- Selected excerpt:
┄┄┄┄┄┄┄┄┄┄

Carving in Britain: From 1910 to Now
The Fine Art Society, until 12 January 2013)
A key change that took place in art in the early twentieth century was the rise of ‘direct carving’ in sculpture, whereby artists would cut directly into material themselves (previously sculptors such as Rodin would model in plaster, before assistants used a pointing machine to reproduce bronze and marble replicas). An exhibition from today at Mayfair’s Fine Art Society maps the new artistic territory that resulted in Britain, characterised by truth to materials and an insistence on the expressive potential of chisel-in-hand on stone. Henri Gaudier-Brzeska, Henry Moore and Eric Gill ARA all feature, the latter’s art influenced by the religious sculpture that was directly carved in medieval Europe, but the show also follows direct carving up until present day experimentations.

Francesco Clemente: Mandala for Crusoe
Blain Southern, until 26 January 2013
Blain Southern near Oxford Circus presents from today 14 recent paintings by the Italian painter Francesco Clemente, who came to prominence from the mid-1970s with richly symbolic figurative work that bucked the decade’s trend towards Minimalism, linking him with Neo-Expressionist painters such as George Baselitz Hon RA and Sandro Chia.

Francesco Clemente, 'La femme fontaine', 2012.
Francesco Clemente, 'La femme fontaine', 2012. Pigments on linen. 243.8 x 365.8 cm / (96 x 144 in). Photo Credit: Eric Vigil.

The itinerant nature of his life – divided between Rome, New York and Varanasi in India – has contributed to the cacophony of different motifs in his work on view, informed by Italian Renaissance archetypes and Buddhist-Hindu mandalas, as well as pop culture references to figures like Andy Warhol and modern-day Hollywood actresses.

Jonas Mekas, 'Happy Birthday to John', 1996.
Jonas Mekas, 'Happy Birthday to John', 1996. John Lennon and Yoko Ono at the Museum of Syracuse, 1971. 16mm film frame. © 2012 Jonas Mekas.
Jonas Mekas
Serpentine Gallery, 5 December - 27 January
Wednesday sees a survey of avant-garde Lithuanian-born New York-based filmmaker Jonas Mekas open at London’s Serpentine Gallery, accompanied by a dedicated season of his films on view at the BFI Southbank. During the 1960s Mekas developed a highly personal approach to making experimental moving image works, capturing on camera poetic vignettes and diaries of his everyday life in the city, as well as the lives of his collaborators in the Big Apple’s vibrant arts community, such as writer Allen Ginsberg and filmmaker Kenneth Anger. The Serpentine show features works from the 1950s all the way until today, including an installation that presents his new feature-length film.

┄┄┄┄┄┄┄┄┄┄

- Data extract:

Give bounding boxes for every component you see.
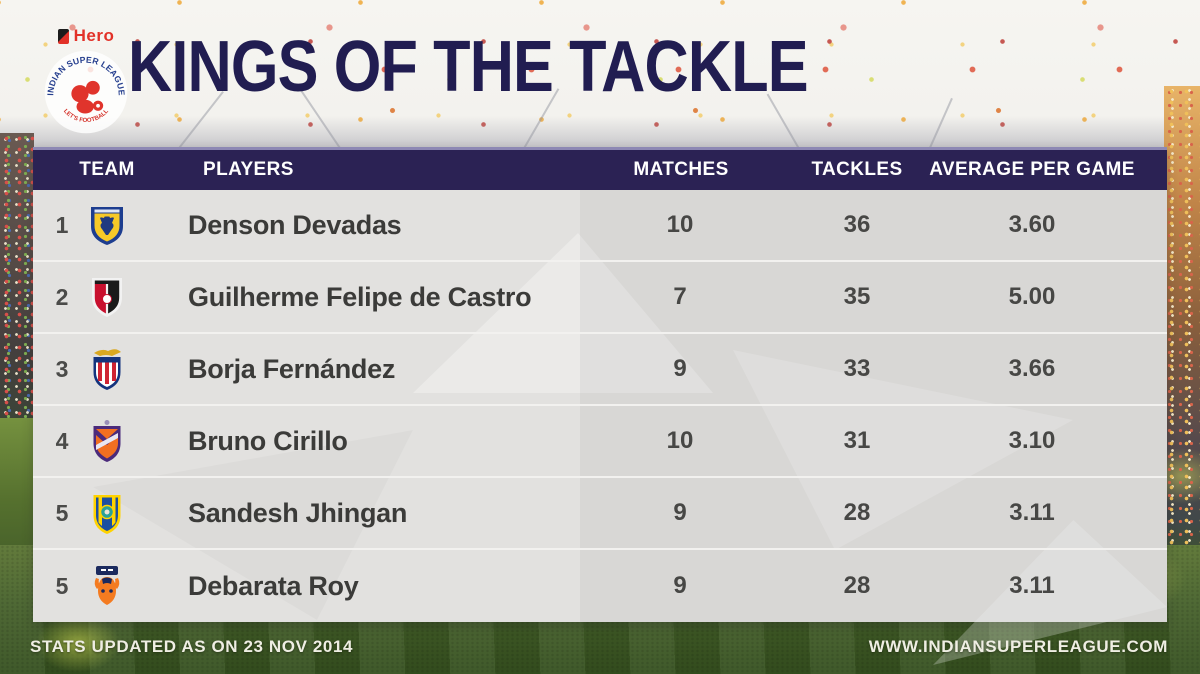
column-header-tackles: TACKLES: [811, 159, 903, 180]
isl-badge-icon: INDIAN SUPER LEAGUE LET'S FOOTBALL: [44, 50, 128, 134]
rank-cell: 1: [55, 211, 69, 238]
player-name: Debarata Roy: [188, 570, 359, 601]
table-header-row: TEAM PLAYERS MATCHES TACKLES AVERAGE PER…: [33, 147, 1167, 190]
table-body: 1 Denson Devadas 10 36 3.60: [33, 190, 1167, 665]
tackles-cell: 33: [843, 355, 871, 382]
matches-cell: 9: [673, 355, 687, 382]
chennaiyin-fc-crest-icon: [87, 202, 127, 248]
column-header-average: AVERAGE PER GAME: [929, 159, 1135, 180]
table-row: 1 Denson Devadas 10 36 3.60: [33, 190, 1167, 262]
stats-column-shade: [580, 550, 1167, 622]
rank-cell: 5: [55, 499, 69, 526]
northeast-united-fc-crest-icon: [87, 274, 127, 320]
average-cell: 3.11: [1009, 572, 1055, 599]
stats-table: TEAM PLAYERS MATCHES TACKLES AVERAGE PER…: [33, 147, 1167, 665]
rank-cell: 4: [55, 427, 69, 454]
rank-cell: 5: [55, 572, 69, 599]
fc-goa-crest-icon: [87, 563, 127, 609]
matches-cell: 10: [666, 427, 694, 454]
stats-updated-text: STATS UPDATED AS ON 23 NOV 2014: [30, 637, 354, 656]
tackles-cell: 31: [843, 427, 871, 454]
average-cell: 3.11: [1009, 499, 1055, 526]
hero-isl-logo: Hero INDIAN SUPER LEAGUE LET'S FOOTBALL: [30, 26, 142, 135]
stadium-crowd-right: [1164, 86, 1200, 558]
average-cell: 3.60: [1008, 211, 1056, 238]
hero-brand-mark-icon: [57, 28, 69, 44]
stats-column-shade: [580, 478, 1167, 548]
table-row: 4 Bruno Cirillo 10 31 3.10: [33, 406, 1167, 478]
stats-column-shade: [580, 262, 1167, 332]
rank-cell: 3: [55, 355, 69, 382]
page-title: KINGS OF THE TACKLE: [128, 27, 809, 107]
average-cell: 3.66: [1008, 355, 1056, 382]
matches-cell: 7: [673, 283, 687, 310]
stadium-crowd-left: [0, 133, 34, 421]
tackles-cell: 28: [843, 572, 871, 599]
tackles-cell: 28: [843, 499, 871, 526]
matches-cell: 10: [666, 211, 694, 238]
table-row: 3 Borja Fernández 9 33 3.66: [33, 334, 1167, 406]
stats-column-shade: [580, 406, 1167, 476]
table-row: 5 Sandesh Jhingan 9 28 3.11: [33, 478, 1167, 550]
rank-cell: 2: [55, 283, 69, 310]
table-row: 2 Guilherme Felipe de Castro 7 35 5.00: [33, 262, 1167, 334]
stats-column-shade: [580, 334, 1167, 404]
matches-cell: 9: [673, 572, 687, 599]
player-name: Borja Fernández: [188, 353, 396, 384]
pitch-left: [0, 418, 34, 558]
player-name: Denson Devadas: [188, 209, 402, 240]
player-name: Sandesh Jhingan: [188, 497, 408, 528]
tackles-cell: 36: [843, 211, 871, 238]
column-header-team: TEAM: [79, 159, 135, 180]
stadium-stand-band: [0, 116, 1200, 147]
confetti-background: [0, 0, 1200, 150]
hero-brand-label: Hero: [73, 26, 115, 45]
website-url: WWW.INDIANSUPERLEAGUE.COM: [868, 637, 1168, 656]
table-row: 5 Debarata Roy 9 28: [33, 550, 1167, 622]
player-name: Guilherme Felipe de Castro: [188, 281, 532, 312]
tackles-cell: 35: [843, 283, 871, 310]
average-cell: 3.10: [1008, 427, 1056, 454]
fc-pune-city-crest-icon: [87, 418, 127, 464]
stats-column-shade: [580, 190, 1167, 260]
column-header-matches: MATCHES: [633, 159, 729, 180]
matches-cell: 9: [673, 499, 687, 526]
kerala-blasters-fc-crest-icon: [87, 490, 127, 536]
player-name: Bruno Cirillo: [188, 425, 348, 456]
column-header-players: PLAYERS: [203, 159, 294, 180]
atletico-de-kolkata-crest-icon: [87, 346, 127, 392]
average-cell: 5.00: [1008, 283, 1056, 310]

┄┄┄┄┄┄┄┄┄┄

According to the exhibition listings, among which three places is Francesco Clemente's life divided?

Rome, New York and Varanasi in India.